** GIVEN PROBLEM **
Search the material for the word "Tính" and copy each line that holds it.

** DATA **
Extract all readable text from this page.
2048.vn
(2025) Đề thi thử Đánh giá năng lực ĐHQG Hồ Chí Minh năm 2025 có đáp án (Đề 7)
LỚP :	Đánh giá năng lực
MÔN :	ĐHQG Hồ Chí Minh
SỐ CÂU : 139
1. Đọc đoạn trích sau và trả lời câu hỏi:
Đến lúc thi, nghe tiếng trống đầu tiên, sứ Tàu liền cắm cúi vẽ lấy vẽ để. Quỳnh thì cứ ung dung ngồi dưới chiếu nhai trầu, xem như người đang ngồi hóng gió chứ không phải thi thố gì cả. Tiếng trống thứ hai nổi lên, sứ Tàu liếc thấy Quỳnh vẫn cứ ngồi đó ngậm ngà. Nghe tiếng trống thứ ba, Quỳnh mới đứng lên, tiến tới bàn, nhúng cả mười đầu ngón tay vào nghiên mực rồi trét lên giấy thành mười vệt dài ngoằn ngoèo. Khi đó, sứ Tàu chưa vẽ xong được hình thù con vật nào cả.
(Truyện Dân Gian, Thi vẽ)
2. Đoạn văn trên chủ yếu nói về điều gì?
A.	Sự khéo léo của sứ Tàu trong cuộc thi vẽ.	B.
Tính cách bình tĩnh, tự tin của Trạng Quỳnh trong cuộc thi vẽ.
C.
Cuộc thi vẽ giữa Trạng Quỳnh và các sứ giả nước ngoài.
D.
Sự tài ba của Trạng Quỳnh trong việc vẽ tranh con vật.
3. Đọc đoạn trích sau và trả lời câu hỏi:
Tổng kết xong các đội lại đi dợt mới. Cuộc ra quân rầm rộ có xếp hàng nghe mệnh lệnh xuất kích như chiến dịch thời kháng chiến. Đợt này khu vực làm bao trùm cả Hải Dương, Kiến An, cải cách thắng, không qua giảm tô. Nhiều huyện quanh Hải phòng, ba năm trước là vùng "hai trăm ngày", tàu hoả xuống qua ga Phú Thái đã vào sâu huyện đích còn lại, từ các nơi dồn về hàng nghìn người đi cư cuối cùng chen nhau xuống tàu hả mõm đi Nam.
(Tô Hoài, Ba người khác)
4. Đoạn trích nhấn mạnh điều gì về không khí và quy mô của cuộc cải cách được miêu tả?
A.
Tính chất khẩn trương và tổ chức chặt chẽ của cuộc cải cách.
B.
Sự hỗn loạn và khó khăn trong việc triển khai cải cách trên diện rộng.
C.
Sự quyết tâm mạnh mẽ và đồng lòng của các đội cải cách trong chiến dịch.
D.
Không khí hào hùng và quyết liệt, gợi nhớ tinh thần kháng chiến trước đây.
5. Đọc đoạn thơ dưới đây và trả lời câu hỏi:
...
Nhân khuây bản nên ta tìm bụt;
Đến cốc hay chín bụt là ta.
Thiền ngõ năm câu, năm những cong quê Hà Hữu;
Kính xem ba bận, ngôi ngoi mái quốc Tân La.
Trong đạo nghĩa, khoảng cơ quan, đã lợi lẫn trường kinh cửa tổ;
==
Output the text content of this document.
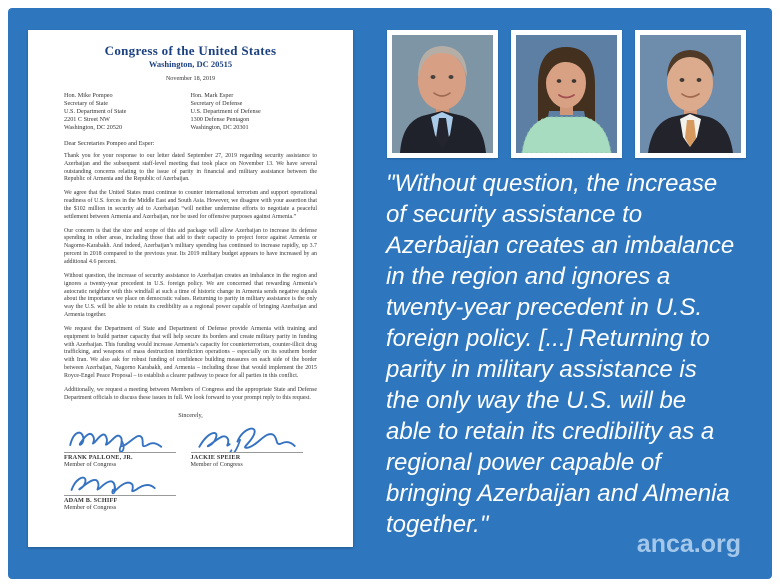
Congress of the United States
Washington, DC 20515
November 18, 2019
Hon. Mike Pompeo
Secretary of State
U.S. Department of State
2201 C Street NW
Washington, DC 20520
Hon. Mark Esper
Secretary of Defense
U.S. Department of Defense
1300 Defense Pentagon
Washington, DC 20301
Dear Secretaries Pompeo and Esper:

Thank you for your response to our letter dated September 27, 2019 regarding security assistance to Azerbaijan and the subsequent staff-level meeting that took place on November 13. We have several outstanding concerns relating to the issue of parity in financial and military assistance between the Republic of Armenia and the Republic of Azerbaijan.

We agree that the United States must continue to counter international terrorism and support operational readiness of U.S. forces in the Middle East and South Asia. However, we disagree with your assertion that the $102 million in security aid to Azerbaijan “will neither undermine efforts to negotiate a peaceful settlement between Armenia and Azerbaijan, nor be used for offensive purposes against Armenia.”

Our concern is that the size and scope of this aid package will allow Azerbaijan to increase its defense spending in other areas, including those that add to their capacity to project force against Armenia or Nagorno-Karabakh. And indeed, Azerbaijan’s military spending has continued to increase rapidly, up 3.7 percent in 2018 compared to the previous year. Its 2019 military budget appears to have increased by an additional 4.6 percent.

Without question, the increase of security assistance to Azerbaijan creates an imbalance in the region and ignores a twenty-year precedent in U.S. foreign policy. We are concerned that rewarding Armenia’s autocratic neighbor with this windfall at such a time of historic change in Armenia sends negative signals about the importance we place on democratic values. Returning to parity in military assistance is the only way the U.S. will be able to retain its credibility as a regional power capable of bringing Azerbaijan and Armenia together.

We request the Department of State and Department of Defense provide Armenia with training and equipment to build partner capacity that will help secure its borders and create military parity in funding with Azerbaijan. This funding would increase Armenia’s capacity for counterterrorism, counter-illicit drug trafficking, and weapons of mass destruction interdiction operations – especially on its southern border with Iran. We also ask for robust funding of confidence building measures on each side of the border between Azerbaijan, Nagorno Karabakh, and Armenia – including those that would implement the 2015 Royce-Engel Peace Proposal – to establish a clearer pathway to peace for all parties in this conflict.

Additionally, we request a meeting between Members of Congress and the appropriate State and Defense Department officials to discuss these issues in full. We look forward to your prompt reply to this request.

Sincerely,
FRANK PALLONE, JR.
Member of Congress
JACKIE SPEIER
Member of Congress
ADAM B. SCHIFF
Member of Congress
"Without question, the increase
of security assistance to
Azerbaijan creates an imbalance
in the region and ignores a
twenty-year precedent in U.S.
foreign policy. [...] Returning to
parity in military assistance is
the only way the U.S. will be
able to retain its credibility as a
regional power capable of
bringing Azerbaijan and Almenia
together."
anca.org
==
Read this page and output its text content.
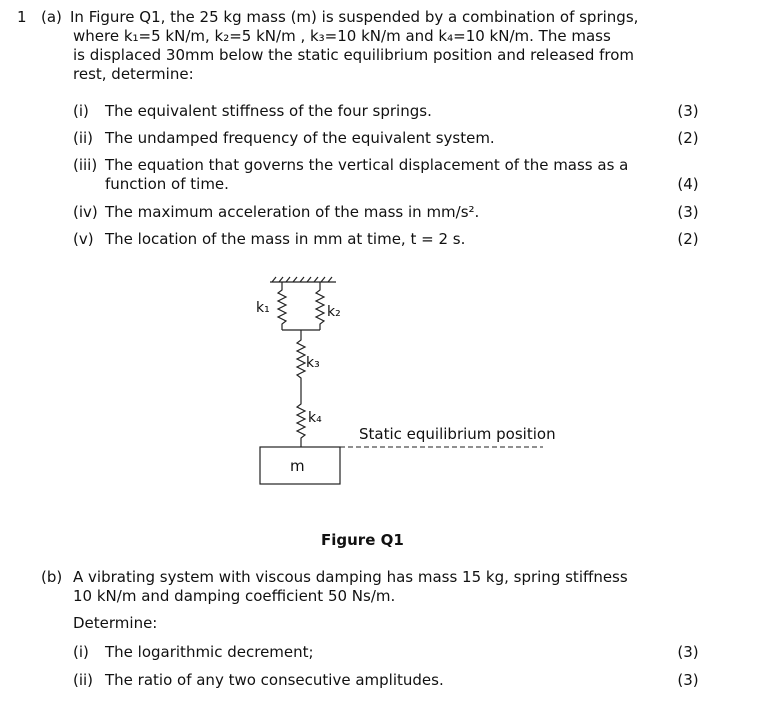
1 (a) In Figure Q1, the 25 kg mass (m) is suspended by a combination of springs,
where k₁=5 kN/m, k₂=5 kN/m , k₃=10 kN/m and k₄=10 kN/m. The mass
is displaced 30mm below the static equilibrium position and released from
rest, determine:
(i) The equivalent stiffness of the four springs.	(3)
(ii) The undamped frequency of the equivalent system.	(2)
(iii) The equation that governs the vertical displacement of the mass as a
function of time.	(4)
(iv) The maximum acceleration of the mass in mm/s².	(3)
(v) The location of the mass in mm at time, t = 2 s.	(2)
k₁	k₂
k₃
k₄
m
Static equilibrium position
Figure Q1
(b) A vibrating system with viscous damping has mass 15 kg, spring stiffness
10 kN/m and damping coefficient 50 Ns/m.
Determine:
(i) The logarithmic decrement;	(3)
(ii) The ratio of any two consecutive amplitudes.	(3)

** SOLUTION FOR THIS TASK **
Tính cách bình tĩnh, tự tin của Trạng Quỳnh trong cuộc thi vẽ.
Tính chất khẩn trương và tổ chức chặt chẽ của cuộc cải cách.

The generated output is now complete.